[Entries with figure data]
● ● ● ●

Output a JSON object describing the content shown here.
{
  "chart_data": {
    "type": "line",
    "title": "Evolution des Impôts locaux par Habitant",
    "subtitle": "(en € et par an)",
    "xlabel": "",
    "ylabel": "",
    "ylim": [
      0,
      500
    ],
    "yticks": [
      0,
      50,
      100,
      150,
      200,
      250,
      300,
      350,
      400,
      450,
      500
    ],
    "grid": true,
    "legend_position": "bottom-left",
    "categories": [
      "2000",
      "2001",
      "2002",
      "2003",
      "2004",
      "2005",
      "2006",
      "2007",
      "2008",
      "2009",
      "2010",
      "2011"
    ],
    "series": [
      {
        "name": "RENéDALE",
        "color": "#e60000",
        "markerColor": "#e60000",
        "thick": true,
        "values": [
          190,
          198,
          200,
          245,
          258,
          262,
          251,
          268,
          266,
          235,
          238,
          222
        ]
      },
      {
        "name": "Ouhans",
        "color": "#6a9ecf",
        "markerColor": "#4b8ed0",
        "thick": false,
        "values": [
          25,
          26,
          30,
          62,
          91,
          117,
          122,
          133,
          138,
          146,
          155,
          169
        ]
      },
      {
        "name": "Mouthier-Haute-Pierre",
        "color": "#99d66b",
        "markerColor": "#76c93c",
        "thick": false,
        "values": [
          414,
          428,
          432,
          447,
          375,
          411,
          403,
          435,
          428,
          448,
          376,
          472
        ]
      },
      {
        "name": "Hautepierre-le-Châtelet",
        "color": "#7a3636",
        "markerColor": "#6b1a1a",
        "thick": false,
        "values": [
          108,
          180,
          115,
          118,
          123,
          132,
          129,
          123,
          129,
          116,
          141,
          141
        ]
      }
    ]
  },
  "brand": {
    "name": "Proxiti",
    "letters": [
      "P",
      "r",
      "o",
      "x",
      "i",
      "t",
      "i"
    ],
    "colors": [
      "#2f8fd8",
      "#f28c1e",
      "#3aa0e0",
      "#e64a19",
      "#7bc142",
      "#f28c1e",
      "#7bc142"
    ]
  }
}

● ● ● ●

> **DO THIS**
Count how many lines in the data contain the word "name", giving the number without comment.

> **RESPONSE TO THIS TASK**
5